[What is being asked]
Output the lines that follow exactly as they are.

Figure record listings:
((

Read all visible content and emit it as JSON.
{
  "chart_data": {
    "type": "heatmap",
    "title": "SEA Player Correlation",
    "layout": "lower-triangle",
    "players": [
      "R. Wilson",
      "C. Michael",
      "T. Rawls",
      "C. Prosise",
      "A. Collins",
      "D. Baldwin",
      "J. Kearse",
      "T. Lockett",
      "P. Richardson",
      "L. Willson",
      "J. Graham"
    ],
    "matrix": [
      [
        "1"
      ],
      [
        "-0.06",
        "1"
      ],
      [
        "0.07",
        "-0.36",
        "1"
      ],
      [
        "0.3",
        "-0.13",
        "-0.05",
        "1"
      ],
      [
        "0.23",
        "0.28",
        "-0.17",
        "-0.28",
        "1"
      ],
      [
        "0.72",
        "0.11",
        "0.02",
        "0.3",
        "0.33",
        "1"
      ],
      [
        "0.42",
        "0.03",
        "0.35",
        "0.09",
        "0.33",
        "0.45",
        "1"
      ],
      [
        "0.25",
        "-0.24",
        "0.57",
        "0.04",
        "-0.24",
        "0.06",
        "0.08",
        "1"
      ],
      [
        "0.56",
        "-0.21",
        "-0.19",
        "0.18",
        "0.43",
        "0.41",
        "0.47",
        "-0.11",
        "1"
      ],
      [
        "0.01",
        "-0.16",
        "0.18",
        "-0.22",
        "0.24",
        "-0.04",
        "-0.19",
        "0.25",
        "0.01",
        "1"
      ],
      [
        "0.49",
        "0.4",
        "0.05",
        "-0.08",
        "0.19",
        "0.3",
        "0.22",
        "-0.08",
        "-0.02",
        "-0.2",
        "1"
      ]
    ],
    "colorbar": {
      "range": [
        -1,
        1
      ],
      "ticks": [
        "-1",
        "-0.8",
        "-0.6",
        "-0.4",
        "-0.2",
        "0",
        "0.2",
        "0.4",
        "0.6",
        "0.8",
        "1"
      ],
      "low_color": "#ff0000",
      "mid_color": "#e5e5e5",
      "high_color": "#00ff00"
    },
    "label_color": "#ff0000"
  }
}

))

[Problem solution]
Read all visible content and emit it as JSON.
{
  "chart_data": {
    "type": "heatmap",
    "title": "SEA Player Correlation",
    "layout": "lower-triangle",
    "players": [
      "R. Wilson",
      "C. Michael",
      "T. Rawls",
      "C. Prosise",
      "A. Collins",
      "D. Baldwin",
      "J. Kearse",
      "T. Lockett",
      "P. Richardson",
      "L. Willson",
      "J. Graham"
    ],
    "matrix": [
      [
        "1"
      ],
      [
        "-0.06",
        "1"
      ],
      [
        "0.07",
        "-0.36",
        "1"
      ],
      [
        "0.3",
        "-0.13",
        "-0.05",
        "1"
      ],
      [
        "0.23",
        "0.28",
        "-0.17",
        "-0.28",
        "1"
      ],
      [
        "0.72",
        "0.11",
        "0.02",
        "0.3",
        "0.33",
        "1"
      ],
      [
        "0.42",
        "0.03",
        "0.35",
        "0.09",
        "0.33",
        "0.45",
        "1"
      ],
      [
        "0.25",
        "-0.24",
        "0.57",
        "0.04",
        "-0.24",
        "0.06",
        "0.08",
        "1"
      ],
      [
        "0.56",
        "-0.21",
        "-0.19",
        "0.18",
        "0.43",
        "0.41",
        "0.47",
        "-0.11",
        "1"
      ],
      [
        "0.01",
        "-0.16",
        "0.18",
        "-0.22",
        "0.24",
        "-0.04",
        "-0.19",
        "0.25",
        "0.01",
        "1"
      ],
      [
        "0.49",
        "0.4",
        "0.05",
        "-0.08",
        "0.19",
        "0.3",
        "0.22",
        "-0.08",
        "-0.02",
        "-0.2",
        "1"
      ]
    ],
    "colorbar": {
      "range": [
        -1,
        1
      ],
      "ticks": [
        "-1",
        "-0.8",
        "-0.6",
        "-0.4",
        "-0.2",
        "0",
        "0.2",
        "0.4",
        "0.6",
        "0.8",
        "1"
      ],
      "low_color": "#ff0000",
      "mid_color": "#e5e5e5",
      "high_color": "#00ff00"
    },
    "label_color": "#ff0000"
  }
}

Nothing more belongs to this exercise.